+++ ENTRIES +++
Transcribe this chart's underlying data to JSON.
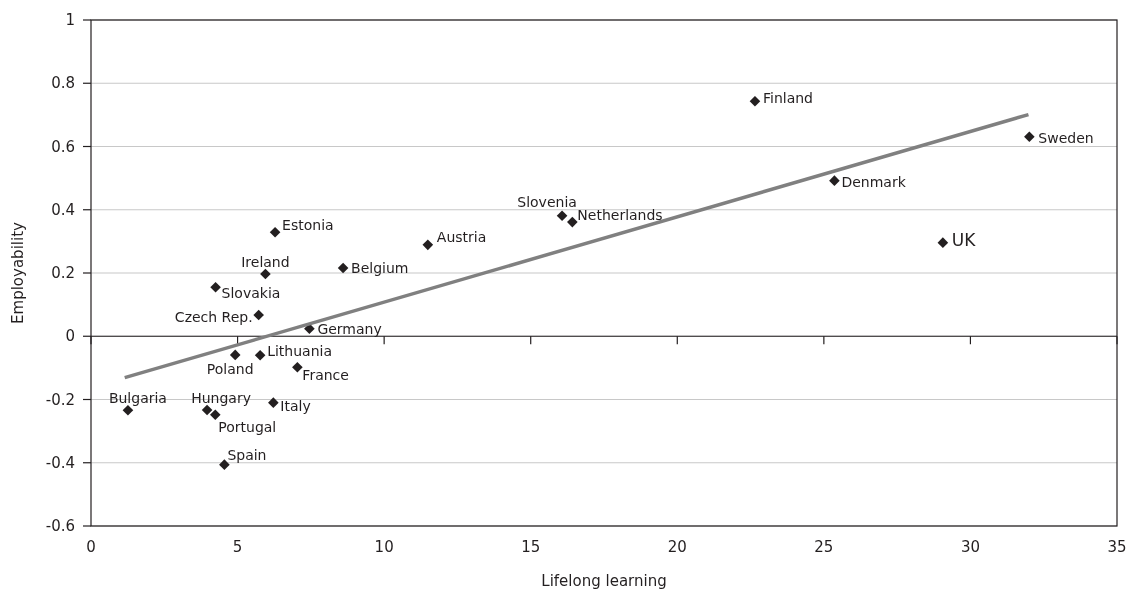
{
  "chart_data": {
    "type": "scatter",
    "xlabel": "Lifelong learning",
    "ylabel": "Employability",
    "xlim": [
      0,
      35
    ],
    "xticks": [
      0,
      5,
      10,
      15,
      20,
      25,
      30,
      35
    ],
    "ylim": [
      -0.6,
      1
    ],
    "yticks": [
      -0.6,
      -0.4,
      -0.2,
      0,
      0.2,
      0.4,
      0.6,
      0.8,
      1
    ],
    "grid": "y",
    "marker": "diamond",
    "series": [
      {
        "color": "#231f20",
        "x": [
          1.26,
          3.96,
          4.24,
          4.55,
          4.92,
          5.77,
          7.04,
          6.22,
          7.45,
          5.72,
          4.25,
          5.95,
          6.28,
          8.6,
          11.49,
          16.07,
          16.42,
          22.65,
          25.36,
          29.06,
          32.01
        ],
        "values": [
          -0.234,
          -0.233,
          -0.248,
          -0.406,
          -0.059,
          -0.06,
          -0.098,
          -0.21,
          0.024,
          0.067,
          0.155,
          0.197,
          0.329,
          0.216,
          0.289,
          0.381,
          0.361,
          0.743,
          0.492,
          0.296,
          0.631
        ]
      },
      {
        "type": "line",
        "color": "#808080",
        "line_style": "solid",
        "marker": "none",
        "x": [
          1.15,
          31.98
        ],
        "values": [
          -0.131,
          0.701
        ]
      }
    ],
    "annotations": [
      {
        "text": "Bulgaria",
        "x": 1.26,
        "y": -0.234
      },
      {
        "text": "Hungary",
        "x": 3.96,
        "y": -0.233
      },
      {
        "text": "Portugal",
        "x": 4.24,
        "y": -0.248
      },
      {
        "text": "Spain",
        "x": 4.55,
        "y": -0.406
      },
      {
        "text": "Poland",
        "x": 4.92,
        "y": -0.059
      },
      {
        "text": "Lithuania",
        "x": 5.77,
        "y": -0.06
      },
      {
        "text": "France",
        "x": 7.04,
        "y": -0.098
      },
      {
        "text": "Italy",
        "x": 6.22,
        "y": -0.21
      },
      {
        "text": "Germany",
        "x": 7.45,
        "y": 0.024
      },
      {
        "text": "Czech Rep.",
        "x": 5.72,
        "y": 0.067
      },
      {
        "text": "Slovakia",
        "x": 4.25,
        "y": 0.155
      },
      {
        "text": "Ireland",
        "x": 5.95,
        "y": 0.197
      },
      {
        "text": "Estonia",
        "x": 6.28,
        "y": 0.329
      },
      {
        "text": "Belgium",
        "x": 8.6,
        "y": 0.216
      },
      {
        "text": "Austria",
        "x": 11.49,
        "y": 0.289
      },
      {
        "text": "Slovenia",
        "x": 16.07,
        "y": 0.381
      },
      {
        "text": "Netherlands",
        "x": 16.42,
        "y": 0.361
      },
      {
        "text": "Finland",
        "x": 22.65,
        "y": 0.743
      },
      {
        "text": "Denmark",
        "x": 25.36,
        "y": 0.492
      },
      {
        "text": "UK",
        "x": 29.06,
        "y": 0.296
      },
      {
        "text": "Sweden",
        "x": 32.01,
        "y": 0.631
      }
    ]
  }
}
+++
* [WHAT THE EXERCISE ASKS] Copy out each record shown above without alteration, skipping any picture.

* [ANSWER TO THIS PROBLEM]
Transcribe this chart's underlying data to JSON.
{
  "chart_data": {
    "type": "scatter",
    "xlabel": "Lifelong learning",
    "ylabel": "Employability",
    "xlim": [
      0,
      35
    ],
    "xticks": [
      0,
      5,
      10,
      15,
      20,
      25,
      30,
      35
    ],
    "ylim": [
      -0.6,
      1
    ],
    "yticks": [
      -0.6,
      -0.4,
      -0.2,
      0,
      0.2,
      0.4,
      0.6,
      0.8,
      1
    ],
    "grid": "y",
    "marker": "diamond",
    "series": [
      {
        "color": "#231f20",
        "x": [
          1.26,
          3.96,
          4.24,
          4.55,
          4.92,
          5.77,
          7.04,
          6.22,
          7.45,
          5.72,
          4.25,
          5.95,
          6.28,
          8.6,
          11.49,
          16.07,
          16.42,
          22.65,
          25.36,
          29.06,
          32.01
        ],
        "values": [
          -0.234,
          -0.233,
          -0.248,
          -0.406,
          -0.059,
          -0.06,
          -0.098,
          -0.21,
          0.024,
          0.067,
          0.155,
          0.197,
          0.329,
          0.216,
          0.289,
          0.381,
          0.361,
          0.743,
          0.492,
          0.296,
          0.631
        ]
      },
      {
        "type": "line",
        "color": "#808080",
        "line_style": "solid",
        "marker": "none",
        "x": [
          1.15,
          31.98
        ],
        "values": [
          -0.131,
          0.701
        ]
      }
    ],
    "annotations": [
      {
        "text": "Bulgaria",
        "x": 1.26,
        "y": -0.234
      },
      {
        "text": "Hungary",
        "x": 3.96,
        "y": -0.233
      },
      {
        "text": "Portugal",
        "x": 4.24,
        "y": -0.248
      },
      {
        "text": "Spain",
        "x": 4.55,
        "y": -0.406
      },
      {
        "text": "Poland",
        "x": 4.92,
        "y": -0.059
      },
      {
        "text": "Lithuania",
        "x": 5.77,
        "y": -0.06
      },
      {
        "text": "France",
        "x": 7.04,
        "y": -0.098
      },
      {
        "text": "Italy",
        "x": 6.22,
        "y": -0.21
      },
      {
        "text": "Germany",
        "x": 7.45,
        "y": 0.024
      },
      {
        "text": "Czech Rep.",
        "x": 5.72,
        "y": 0.067
      },
      {
        "text": "Slovakia",
        "x": 4.25,
        "y": 0.155
      },
      {
        "text": "Ireland",
        "x": 5.95,
        "y": 0.197
      },
      {
        "text": "Estonia",
        "x": 6.28,
        "y": 0.329
      },
      {
        "text": "Belgium",
        "x": 8.6,
        "y": 0.216
      },
      {
        "text": "Austria",
        "x": 11.49,
        "y": 0.289
      },
      {
        "text": "Slovenia",
        "x": 16.07,
        "y": 0.381
      },
      {
        "text": "Netherlands",
        "x": 16.42,
        "y": 0.361
      },
      {
        "text": "Finland",
        "x": 22.65,
        "y": 0.743
      },
      {
        "text": "Denmark",
        "x": 25.36,
        "y": 0.492
      },
      {
        "text": "UK",
        "x": 29.06,
        "y": 0.296
      },
      {
        "text": "Sweden",
        "x": 32.01,
        "y": 0.631
      }
    ]
  }
}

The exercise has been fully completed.